**Exercise prompt:**
In the Gaza truce report, reproduce word for word the passage between "The Israeli military" and "Gaza rocket fire.", inclusive.

**Provided text:**
↓↓↓

Israeli negotiators arrived in Cairo on Monday for talks on ending a
month-old Gaza war with Palestinian militants after a new 72-hour truce
brokered by Egypt appeared to be holding.
The Israeli military
said one rocket was launched at the Tel Aviv area, in Israel's
commercial heartland, before the ceasefire went into effect at 21:00 on
Sunday and may have landed in the sea.
Hamas said it fired the missile.
A
senior Israeli government official had said on Sunday Israeli
negotiators would return to Cairo to resume indirect talks with the
Palestinians only if the truce held.
A month of war has killed 1 910 Palestinians and 67 Israelis while devastating wide tracts of densely populated Gaza.
Gaza
hospital officials say the Palestinian death toll has been mainly
civilian since the 8 July launch of Israel's military campaign to quell
Gaza rocket fire.

↑↑↑

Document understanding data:
↓↓↓

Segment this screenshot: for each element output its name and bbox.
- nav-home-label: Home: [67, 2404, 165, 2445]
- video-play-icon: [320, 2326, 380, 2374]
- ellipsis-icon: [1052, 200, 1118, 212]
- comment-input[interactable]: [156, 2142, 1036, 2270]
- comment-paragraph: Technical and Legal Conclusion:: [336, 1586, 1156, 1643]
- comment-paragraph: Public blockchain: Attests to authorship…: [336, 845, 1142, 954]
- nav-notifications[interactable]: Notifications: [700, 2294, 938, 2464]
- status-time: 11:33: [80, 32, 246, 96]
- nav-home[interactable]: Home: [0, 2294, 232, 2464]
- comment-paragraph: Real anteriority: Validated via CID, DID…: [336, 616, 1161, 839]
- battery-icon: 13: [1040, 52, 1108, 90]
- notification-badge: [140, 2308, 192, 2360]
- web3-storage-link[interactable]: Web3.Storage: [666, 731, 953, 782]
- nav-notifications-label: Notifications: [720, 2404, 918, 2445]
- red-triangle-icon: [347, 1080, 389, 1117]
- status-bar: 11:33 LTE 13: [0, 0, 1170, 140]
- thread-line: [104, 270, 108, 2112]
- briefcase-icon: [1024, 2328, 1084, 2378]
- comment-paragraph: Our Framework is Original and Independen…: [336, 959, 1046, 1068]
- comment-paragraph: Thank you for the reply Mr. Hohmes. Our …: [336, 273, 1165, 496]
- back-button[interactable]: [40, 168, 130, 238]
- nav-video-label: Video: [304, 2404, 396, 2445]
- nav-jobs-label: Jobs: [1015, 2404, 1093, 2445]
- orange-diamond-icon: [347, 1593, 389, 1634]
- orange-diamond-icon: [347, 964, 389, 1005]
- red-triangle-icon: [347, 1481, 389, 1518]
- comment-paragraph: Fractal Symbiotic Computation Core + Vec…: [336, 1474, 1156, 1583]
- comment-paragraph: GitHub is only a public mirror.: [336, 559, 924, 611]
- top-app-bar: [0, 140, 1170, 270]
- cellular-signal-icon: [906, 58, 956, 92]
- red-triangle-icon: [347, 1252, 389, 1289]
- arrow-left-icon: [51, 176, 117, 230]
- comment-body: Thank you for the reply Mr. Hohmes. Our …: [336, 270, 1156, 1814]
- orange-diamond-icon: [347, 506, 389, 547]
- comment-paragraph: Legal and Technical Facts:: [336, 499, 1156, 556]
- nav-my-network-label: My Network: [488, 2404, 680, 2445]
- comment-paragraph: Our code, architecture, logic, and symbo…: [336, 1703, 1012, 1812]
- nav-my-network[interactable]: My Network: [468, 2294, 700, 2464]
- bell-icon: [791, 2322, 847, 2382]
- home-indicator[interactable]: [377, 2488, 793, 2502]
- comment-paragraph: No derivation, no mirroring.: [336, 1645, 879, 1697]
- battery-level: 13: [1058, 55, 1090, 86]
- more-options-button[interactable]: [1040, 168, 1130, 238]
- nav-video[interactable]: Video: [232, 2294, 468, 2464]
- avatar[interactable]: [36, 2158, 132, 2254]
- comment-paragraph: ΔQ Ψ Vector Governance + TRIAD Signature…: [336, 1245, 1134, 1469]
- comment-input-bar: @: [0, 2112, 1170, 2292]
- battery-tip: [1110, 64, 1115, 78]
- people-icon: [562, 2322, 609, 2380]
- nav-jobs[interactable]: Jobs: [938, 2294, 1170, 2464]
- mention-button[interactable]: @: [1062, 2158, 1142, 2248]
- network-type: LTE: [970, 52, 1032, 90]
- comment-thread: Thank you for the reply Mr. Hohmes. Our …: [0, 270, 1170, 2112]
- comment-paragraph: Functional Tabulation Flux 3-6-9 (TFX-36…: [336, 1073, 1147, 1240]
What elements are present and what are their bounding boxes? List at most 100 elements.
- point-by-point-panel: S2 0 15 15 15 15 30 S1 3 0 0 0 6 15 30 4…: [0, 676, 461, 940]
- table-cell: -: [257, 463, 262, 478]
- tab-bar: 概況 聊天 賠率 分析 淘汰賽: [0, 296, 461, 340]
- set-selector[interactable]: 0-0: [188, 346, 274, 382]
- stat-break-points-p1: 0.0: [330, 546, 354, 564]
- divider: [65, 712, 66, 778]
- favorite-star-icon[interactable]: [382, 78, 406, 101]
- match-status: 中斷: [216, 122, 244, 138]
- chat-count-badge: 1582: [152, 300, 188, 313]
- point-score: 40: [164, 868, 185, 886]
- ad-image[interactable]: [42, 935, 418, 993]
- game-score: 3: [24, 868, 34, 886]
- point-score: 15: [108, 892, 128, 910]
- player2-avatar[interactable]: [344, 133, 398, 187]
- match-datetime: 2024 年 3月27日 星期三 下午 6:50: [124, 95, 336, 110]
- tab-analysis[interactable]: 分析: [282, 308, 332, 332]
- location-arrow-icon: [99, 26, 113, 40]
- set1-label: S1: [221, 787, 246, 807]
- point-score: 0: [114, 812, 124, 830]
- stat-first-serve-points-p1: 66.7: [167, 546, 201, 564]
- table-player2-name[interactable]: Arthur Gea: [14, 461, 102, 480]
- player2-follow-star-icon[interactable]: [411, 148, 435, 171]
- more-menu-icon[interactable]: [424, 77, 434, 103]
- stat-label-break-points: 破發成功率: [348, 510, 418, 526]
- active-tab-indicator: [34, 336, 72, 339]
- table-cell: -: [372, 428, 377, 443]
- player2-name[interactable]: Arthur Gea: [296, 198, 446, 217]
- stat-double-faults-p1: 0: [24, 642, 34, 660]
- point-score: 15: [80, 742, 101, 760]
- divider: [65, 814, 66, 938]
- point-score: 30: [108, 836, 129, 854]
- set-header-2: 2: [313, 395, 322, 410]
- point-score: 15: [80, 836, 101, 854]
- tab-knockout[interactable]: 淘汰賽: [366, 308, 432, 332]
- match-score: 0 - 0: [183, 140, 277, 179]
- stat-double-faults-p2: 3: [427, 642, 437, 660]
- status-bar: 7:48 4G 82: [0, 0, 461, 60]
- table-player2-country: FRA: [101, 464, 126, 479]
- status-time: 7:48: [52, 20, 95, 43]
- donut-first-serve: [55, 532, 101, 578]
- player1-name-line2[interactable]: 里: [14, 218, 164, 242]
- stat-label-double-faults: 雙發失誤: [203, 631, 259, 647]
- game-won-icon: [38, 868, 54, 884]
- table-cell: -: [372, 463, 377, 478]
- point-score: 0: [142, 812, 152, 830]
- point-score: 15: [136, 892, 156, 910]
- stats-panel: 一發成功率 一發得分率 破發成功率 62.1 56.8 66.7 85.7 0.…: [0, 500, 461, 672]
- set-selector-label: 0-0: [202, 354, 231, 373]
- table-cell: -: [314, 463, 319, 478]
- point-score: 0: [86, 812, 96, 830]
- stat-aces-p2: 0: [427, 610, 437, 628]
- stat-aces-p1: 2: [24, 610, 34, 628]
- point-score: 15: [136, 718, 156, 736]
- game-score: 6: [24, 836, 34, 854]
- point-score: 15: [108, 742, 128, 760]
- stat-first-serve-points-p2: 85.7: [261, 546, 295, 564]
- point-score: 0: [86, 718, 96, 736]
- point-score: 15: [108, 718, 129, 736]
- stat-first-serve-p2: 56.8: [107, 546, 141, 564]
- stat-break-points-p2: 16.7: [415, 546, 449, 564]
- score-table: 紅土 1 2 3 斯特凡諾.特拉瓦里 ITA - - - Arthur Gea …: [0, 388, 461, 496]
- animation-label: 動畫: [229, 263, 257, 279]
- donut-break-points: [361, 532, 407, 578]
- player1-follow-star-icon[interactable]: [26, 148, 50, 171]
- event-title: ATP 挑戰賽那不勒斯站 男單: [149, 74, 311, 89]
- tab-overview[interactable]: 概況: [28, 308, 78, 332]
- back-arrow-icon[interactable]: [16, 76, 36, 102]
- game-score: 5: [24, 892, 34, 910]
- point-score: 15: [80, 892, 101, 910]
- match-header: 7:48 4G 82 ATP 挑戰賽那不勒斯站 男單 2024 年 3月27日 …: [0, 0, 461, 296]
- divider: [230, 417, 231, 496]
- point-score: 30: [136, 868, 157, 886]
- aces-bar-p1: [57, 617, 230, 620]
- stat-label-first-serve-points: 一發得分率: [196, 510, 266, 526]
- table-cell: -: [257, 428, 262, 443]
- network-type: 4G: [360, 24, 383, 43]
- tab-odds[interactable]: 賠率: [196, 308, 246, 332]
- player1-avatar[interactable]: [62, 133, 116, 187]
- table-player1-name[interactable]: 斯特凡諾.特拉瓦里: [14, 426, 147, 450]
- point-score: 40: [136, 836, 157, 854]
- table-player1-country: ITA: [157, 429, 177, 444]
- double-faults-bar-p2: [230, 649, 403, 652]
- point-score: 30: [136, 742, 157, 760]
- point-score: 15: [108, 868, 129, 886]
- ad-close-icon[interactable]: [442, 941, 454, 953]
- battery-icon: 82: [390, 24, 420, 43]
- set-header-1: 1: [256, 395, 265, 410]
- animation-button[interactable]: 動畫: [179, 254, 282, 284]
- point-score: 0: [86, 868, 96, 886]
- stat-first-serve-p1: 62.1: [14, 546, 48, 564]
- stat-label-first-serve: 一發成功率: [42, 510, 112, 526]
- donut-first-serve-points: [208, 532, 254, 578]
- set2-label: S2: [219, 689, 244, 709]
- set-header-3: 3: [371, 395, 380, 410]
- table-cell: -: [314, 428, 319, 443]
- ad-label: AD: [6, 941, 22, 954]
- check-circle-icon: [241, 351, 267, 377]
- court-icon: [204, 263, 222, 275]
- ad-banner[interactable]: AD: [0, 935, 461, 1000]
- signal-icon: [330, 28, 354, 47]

↑↑↑

**Reply to the exercise:**
The Israeli military
said one rocket was launched at the Tel Aviv area, in Israel's
commercial heartland, before the ceasefire went into effect at 21:00 on
Sunday and may have landed in the sea.
Hamas said it fired the missile.
A
senior Israeli government official had said on Sunday Israeli
negotiators would return to Cairo to resume indirect talks with the
Palestinians only if the truce held.
A month of war has killed 1 910 Palestinians and 67 Israelis while devastating wide tracts of densely populated Gaza.
Gaza
hospital officials say the Palestinian death toll has been mainly
civilian since the 8 July launch of Israel's military campaign to quell
Gaza rocket fire.